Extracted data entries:
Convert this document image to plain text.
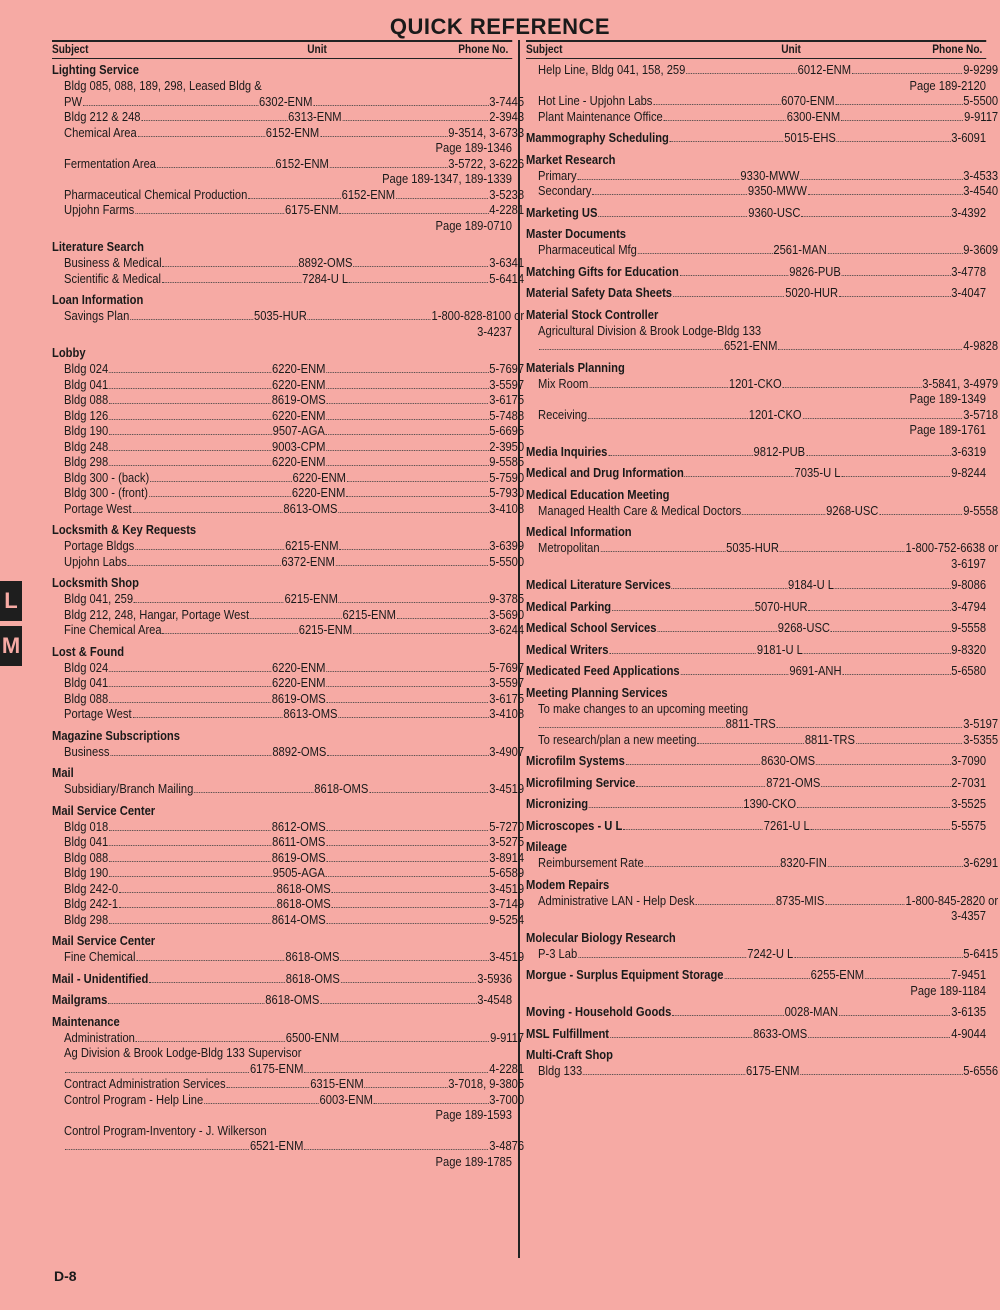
QUICK REFERENCE
Subject	Unit	Phone No.
Lighting Service
Bldg 085, 088, 189, 298, Leased Bldg &
PW	6302-ENM	3-7445
Bldg 212 & 248	6313-ENM	2-3943
Chemical Area	6152-ENM	9-3514, 3-6733
Page 189-1346
Fermentation Area	6152-ENM	3-5722, 3-6226
Page 189-1347, 189-1339
Pharmaceutical Chemical Production	6152-ENM	3-5238
Upjohn Farms	6175-ENM	4-2281
Page 189-0710
Literature Search
Business & Medical	8892-OMS	3-6341
Scientific & Medical	7284-U L	5-6414
Loan Information
Savings Plan	5035-HUR	1-800-828-8100 or
3-4237
Lobby
Bldg 024	6220-ENM	5-7697
Bldg 041	6220-ENM	3-5597
Bldg 088	8619-OMS	3-6175
Bldg 126	6220-ENM	5-7488
Bldg 190	9507-AGA	5-6695
Bldg 248	9003-CPM	2-3950
Bldg 298	6220-ENM	9-5585
Bldg 300 - (back)	6220-ENM	5-7590
Bldg 300 - (front)	6220-ENM	5-7930
Portage West	8613-OMS	3-4108
Locksmith & Key Requests
Portage Bldgs	6215-ENM	3-6399
Upjohn Labs	6372-ENM	5-5500
Locksmith Shop
Bldg 041, 259	6215-ENM	9-3785
Bldg 212, 248, Hangar, Portage West	6215-ENM	3-5690
Fine Chemical Area	6215-ENM	3-6244
Lost & Found
Bldg 024	6220-ENM	5-7697
Bldg 041	6220-ENM	3-5597
Bldg 088	8619-OMS	3-6175
Portage West	8613-OMS	3-4108
Magazine Subscriptions
Business	8892-OMS	3-4907
Mail
Subsidiary/Branch Mailing	8618-OMS	3-4519
Mail Service Center
Bldg 018	8612-OMS	5-7270
Bldg 041	8611-OMS	3-5275
Bldg 088	8619-OMS	3-8914
Bldg 190	9505-AGA	5-6589
Bldg 242-0	8618-OMS	3-4519
Bldg 242-1	8618-OMS	3-7149
Bldg 298	8614-OMS	9-5254
Mail Service Center
Fine Chemical	8618-OMS	3-4519
Mail - Unidentified	8618-OMS	3-5936
Mailgrams	8618-OMS	3-4548
Maintenance
Administration	6500-ENM	9-9117
Ag Division & Brook Lodge-Bldg 133 Supervisor
6175-ENM	4-2281
Contract Administration Services	6315-ENM	3-7018, 9-3805
Control Program - Help Line	6003-ENM	3-7000
Page 189-1593
Control Program-Inventory - J. Wilkerson
6521-ENM	3-4876
Page 189-1785
Subject	Unit	Phone No.
Help Line, Bldg 041, 158, 259	6012-ENM	9-9299
Page 189-2120
Hot Line - Upjohn Labs	6070-ENM	5-5500
Plant Maintenance Office	6300-ENM	9-9117
Mammography Scheduling	5015-EHS	3-6091
Market Research
Primary	9330-MWW	3-4533
Secondary	9350-MWW	3-4540
Marketing US	9360-USC	3-4392
Master Documents
Pharmaceutical Mfg	2561-MAN	9-3609
Matching Gifts for Education	9826-PUB	3-4778
Material Safety Data Sheets	5020-HUR	3-4047
Material Stock Controller
Agricultural Division & Brook Lodge-Bldg 133
6521-ENM	4-9828
Materials Planning
Mix Room	1201-CKO	3-5841, 3-4979
Page 189-1349
Receiving	1201-CKO	3-5718
Page 189-1761
Media Inquiries	9812-PUB	3-6319
Medical and Drug Information	7035-U L	9-8244
Medical Education Meeting
Managed Health Care & Medical Doctors	9268-USC	9-5558
Medical Information
Metropolitan	5035-HUR	1-800-752-6638 or
3-6197
Medical Literature Services	9184-U L	9-8086
Medical Parking	5070-HUR	3-4794
Medical School Services	9268-USC	9-5558
Medical Writers	9181-U L	9-8320
Medicated Feed Applications	9691-ANH	5-6580
Meeting Planning Services
To make changes to an upcoming meeting
8811-TRS	3-5197
To research/plan a new meeting	8811-TRS	3-5355
Microfilm Systems	8630-OMS	3-7090
Microfilming Service	8721-OMS	2-7031
Micronizing	1390-CKO	3-5525
Microscopes - U L	7261-U L	5-5575
Mileage
Reimbursement Rate	8320-FIN	3-6291
Modem Repairs
Administrative LAN - Help Desk	8735-MIS	1-800-845-2820 or
3-4357
Molecular Biology Research
P-3 Lab	7242-U L	5-6415
Morgue - Surplus Equipment Storage	6255-ENM	7-9451
Page 189-1184
Moving - Household Goods	0028-MAN	3-6135
MSL Fulfillment	8633-OMS	4-9044
Multi-Craft Shop
Bldg 133	6175-ENM	5-6556
L
M
D-8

Requirements
Using the records given above, list every line that includes the word "Help".

Expected answer
Control Program - Help Line	6003-ENM	3-7000
Help Line, Bldg 041, 158, 259	6012-ENM	9-9299
Administrative LAN - Help Desk	8735-MIS	1-800-845-2820 or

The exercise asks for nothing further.